- Text shown:
╭──
A Legal Guide To Licensing Your 3D Printed Files

3D Printing & Imaging
A Legal Guide To Licensing Your 3D Printed Files

3DPLicensing

Michael Weinberg and his team over at Public Knowledge, have been working hard to keep the internet and other emerging technologies like 3D printing from being overly restricted and closed to citizens of the world. Now Michael and his team have created a whitepaper to help all of us know what parts of our work are licensable and how to best go about choosing a license to protect those pieces.

The overview:

1. Figure out which elements of your object or object file are eligible for copyright protection

2. Understand what copyright does — and does not — allow you to control

3. Choose your license

The 20-page whitepaper goes into deeper detail on each step, and includes an explanation of why this is an important discussion for the burgeoning 3D printing movement.

Michael writes:

Licensing 3D Printed Stuff is the End, not the Beginning

Open source software and the Creative Commons movement have changed the world in countless ways, mostly for the better. One such change has been to make all of us much more aware of the importance of licenses in spreading ideas and creativity, and making the fruits of these ideas and creativity available to others However, they have also created a bit of a blind spot around licensing. Many of us have been trained to begin thinking about licensing by weighing the merits of different licenses, and to simply assume that the thing we are licensing is protected by some sort of intellectual property right in the first place.

3D printing begins to show the limitations of those assumptions. Licensing is so important for code, photographs, and blog posts because they are the types of things eligible for copyright protection, and things that are eligible for copyright protection are automatically protected by copyright. But many of the things coming out of a 3D printer are not eligible for copyright protection, and therefore are not automatically protected by copyright (or patent or anything else). In these cases without an intellectual property right involved, there is nothing to actually license.
╰──
- Recorded information:
╭──
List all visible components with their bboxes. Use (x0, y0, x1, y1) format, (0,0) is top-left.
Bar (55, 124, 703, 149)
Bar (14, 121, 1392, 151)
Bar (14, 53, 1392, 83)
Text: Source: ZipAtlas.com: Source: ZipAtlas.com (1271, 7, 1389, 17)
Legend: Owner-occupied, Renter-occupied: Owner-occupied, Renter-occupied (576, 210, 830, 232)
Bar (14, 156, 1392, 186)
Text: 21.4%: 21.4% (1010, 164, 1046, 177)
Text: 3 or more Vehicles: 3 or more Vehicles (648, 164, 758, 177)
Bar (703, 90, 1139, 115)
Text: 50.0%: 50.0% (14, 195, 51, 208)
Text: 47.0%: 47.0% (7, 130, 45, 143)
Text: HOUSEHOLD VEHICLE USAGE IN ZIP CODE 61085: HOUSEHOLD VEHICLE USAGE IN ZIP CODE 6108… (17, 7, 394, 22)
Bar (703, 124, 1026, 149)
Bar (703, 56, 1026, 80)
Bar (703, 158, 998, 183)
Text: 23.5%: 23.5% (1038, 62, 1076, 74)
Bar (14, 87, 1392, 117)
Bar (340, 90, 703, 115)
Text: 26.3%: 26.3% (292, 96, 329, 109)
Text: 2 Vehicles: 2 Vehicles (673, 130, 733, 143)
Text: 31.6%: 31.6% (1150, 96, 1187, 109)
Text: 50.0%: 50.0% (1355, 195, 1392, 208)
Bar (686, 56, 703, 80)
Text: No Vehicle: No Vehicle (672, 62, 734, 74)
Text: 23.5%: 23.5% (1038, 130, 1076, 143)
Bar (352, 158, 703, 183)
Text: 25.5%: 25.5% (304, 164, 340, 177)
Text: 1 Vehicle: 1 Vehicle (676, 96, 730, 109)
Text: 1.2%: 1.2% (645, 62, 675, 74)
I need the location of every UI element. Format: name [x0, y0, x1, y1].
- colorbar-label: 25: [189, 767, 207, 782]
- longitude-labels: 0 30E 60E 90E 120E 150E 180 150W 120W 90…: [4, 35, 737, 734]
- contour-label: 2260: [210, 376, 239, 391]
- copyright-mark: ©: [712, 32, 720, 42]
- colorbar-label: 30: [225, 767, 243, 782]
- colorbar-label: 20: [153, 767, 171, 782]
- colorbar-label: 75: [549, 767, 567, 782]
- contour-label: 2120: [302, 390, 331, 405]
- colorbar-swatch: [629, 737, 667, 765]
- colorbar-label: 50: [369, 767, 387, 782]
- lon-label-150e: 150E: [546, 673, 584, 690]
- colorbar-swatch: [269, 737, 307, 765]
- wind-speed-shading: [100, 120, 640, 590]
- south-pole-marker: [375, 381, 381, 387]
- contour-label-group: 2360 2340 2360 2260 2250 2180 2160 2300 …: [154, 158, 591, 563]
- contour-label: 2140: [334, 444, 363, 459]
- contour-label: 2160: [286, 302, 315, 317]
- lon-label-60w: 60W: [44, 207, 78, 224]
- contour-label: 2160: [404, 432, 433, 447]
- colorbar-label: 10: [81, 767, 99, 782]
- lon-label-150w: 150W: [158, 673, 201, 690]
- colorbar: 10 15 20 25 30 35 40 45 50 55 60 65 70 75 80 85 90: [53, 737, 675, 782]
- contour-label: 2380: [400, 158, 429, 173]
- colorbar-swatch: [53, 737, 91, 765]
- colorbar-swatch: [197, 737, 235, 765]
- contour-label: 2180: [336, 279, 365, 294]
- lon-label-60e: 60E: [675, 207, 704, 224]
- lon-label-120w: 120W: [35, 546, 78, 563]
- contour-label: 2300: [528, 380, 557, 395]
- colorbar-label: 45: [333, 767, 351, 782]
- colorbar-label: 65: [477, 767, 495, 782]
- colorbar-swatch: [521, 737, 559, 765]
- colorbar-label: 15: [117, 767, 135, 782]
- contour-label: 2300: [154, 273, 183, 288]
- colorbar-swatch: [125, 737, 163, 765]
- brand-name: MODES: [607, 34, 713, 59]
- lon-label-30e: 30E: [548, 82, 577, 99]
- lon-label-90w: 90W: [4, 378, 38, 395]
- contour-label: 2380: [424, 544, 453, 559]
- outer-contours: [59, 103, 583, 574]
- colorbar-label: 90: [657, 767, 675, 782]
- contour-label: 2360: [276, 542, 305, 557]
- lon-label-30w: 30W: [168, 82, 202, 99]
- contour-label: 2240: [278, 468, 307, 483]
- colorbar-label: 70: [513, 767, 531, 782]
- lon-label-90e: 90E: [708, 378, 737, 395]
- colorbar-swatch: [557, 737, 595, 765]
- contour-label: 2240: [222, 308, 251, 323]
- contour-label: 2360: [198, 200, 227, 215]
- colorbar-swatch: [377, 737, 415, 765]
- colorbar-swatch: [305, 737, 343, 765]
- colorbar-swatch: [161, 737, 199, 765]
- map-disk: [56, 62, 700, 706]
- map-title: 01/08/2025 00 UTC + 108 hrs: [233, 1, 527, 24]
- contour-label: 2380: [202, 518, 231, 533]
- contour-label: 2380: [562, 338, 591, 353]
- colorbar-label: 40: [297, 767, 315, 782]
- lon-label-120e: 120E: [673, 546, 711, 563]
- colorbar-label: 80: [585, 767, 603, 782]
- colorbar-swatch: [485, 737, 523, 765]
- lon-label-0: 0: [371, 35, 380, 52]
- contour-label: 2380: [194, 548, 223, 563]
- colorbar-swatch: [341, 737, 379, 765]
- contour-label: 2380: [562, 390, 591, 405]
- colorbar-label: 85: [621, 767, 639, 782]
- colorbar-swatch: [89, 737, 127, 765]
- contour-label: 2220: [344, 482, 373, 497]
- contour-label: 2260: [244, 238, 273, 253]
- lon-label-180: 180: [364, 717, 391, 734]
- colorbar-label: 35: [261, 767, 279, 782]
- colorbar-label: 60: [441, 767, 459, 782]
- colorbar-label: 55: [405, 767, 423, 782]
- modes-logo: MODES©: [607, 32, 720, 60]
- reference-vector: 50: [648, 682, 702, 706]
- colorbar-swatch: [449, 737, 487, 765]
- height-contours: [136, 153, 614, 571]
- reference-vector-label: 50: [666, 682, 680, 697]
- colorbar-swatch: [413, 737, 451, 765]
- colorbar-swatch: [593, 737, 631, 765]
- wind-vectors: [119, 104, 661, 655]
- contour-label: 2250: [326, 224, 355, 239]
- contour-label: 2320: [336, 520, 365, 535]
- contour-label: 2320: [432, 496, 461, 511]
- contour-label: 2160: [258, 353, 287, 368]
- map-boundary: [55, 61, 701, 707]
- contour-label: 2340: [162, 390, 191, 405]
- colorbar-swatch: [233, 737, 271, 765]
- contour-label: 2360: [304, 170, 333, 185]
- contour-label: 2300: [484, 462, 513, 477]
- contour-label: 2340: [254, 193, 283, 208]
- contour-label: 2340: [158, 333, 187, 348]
╰──
- Stated exercise 1: How many pages long is the whitepaper described in the article on licensing 3D printed files?
- Stated exercise 2: Carry the article on licensing 3D printed files forward from its final sentence.
The rows come from a different source than the text.

- Reply 1: 20 pages.

- Reply 2:
In the context of 3D printing, it is important to remember that there is a step before “choose your license.” That step is “understand if you have anything to license.” This can be complicated, but it is absolutely necessary. If you do not really understand what you can control, it is all but impossible to realistically choose a license that will meet your expectations.

If your object does not have any intellectual property protections, everything becomes quite easy – the license you choose doesn’t matter. Without some sort of intellectual property, there will be no way to enforce your license.

If only parts of your object are protected by intellectual property, it is critical to understand what type of behavior is – and is not – controlled by the license you ultimately settle upon. You cannot simply assume that because part of your object is protected, your license applies to all of it.

This analysis may be further complicated by the fact that copyright may very well tread an object and a file that represents that object as two different things. This feels very different from code or photographs. For all practical copyright purposes, code and the file that contains the code is the same thing. In contrast, copyright may very well protect parts of a file for an object, while having nothing to do with the object itself. It is hard to pick a good 3D printing license if you do not fully understand the impact of that distinction.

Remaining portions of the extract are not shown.